──────── Data supplied ────────
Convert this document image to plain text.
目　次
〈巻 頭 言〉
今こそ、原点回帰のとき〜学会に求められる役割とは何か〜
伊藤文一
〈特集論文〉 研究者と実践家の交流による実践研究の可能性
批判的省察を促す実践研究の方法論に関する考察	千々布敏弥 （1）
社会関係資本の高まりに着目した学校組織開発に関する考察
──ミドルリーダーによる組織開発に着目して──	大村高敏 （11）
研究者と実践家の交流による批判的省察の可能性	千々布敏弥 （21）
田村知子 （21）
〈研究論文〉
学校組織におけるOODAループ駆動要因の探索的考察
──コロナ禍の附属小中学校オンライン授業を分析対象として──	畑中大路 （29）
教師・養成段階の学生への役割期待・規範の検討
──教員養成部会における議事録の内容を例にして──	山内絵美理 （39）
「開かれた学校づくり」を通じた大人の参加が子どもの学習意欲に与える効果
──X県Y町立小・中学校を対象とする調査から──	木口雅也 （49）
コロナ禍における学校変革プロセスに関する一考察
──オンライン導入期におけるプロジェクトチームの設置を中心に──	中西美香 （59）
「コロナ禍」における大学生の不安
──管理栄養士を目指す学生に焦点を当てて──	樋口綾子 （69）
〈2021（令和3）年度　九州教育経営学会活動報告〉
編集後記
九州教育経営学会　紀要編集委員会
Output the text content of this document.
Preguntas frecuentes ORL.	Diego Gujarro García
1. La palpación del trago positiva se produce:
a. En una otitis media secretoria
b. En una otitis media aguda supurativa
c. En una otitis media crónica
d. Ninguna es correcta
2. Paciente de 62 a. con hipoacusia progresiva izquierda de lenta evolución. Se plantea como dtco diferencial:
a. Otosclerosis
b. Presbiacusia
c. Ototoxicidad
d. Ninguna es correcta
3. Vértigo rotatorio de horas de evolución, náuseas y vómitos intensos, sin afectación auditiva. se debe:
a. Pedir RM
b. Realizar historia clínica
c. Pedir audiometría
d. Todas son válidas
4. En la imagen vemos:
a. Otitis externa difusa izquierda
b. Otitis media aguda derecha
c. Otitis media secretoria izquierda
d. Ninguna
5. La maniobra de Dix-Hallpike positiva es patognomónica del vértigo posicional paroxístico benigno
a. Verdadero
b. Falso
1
────────
■ Short exercise
Read the entries and pick out all lines that include the word "media".

■ Output for this task
a. En una otitis media secretoria
b. En una otitis media aguda supurativa
c. En una otitis media crónica
b. Otitis media aguda derecha
c. Otitis media secretoria izquierda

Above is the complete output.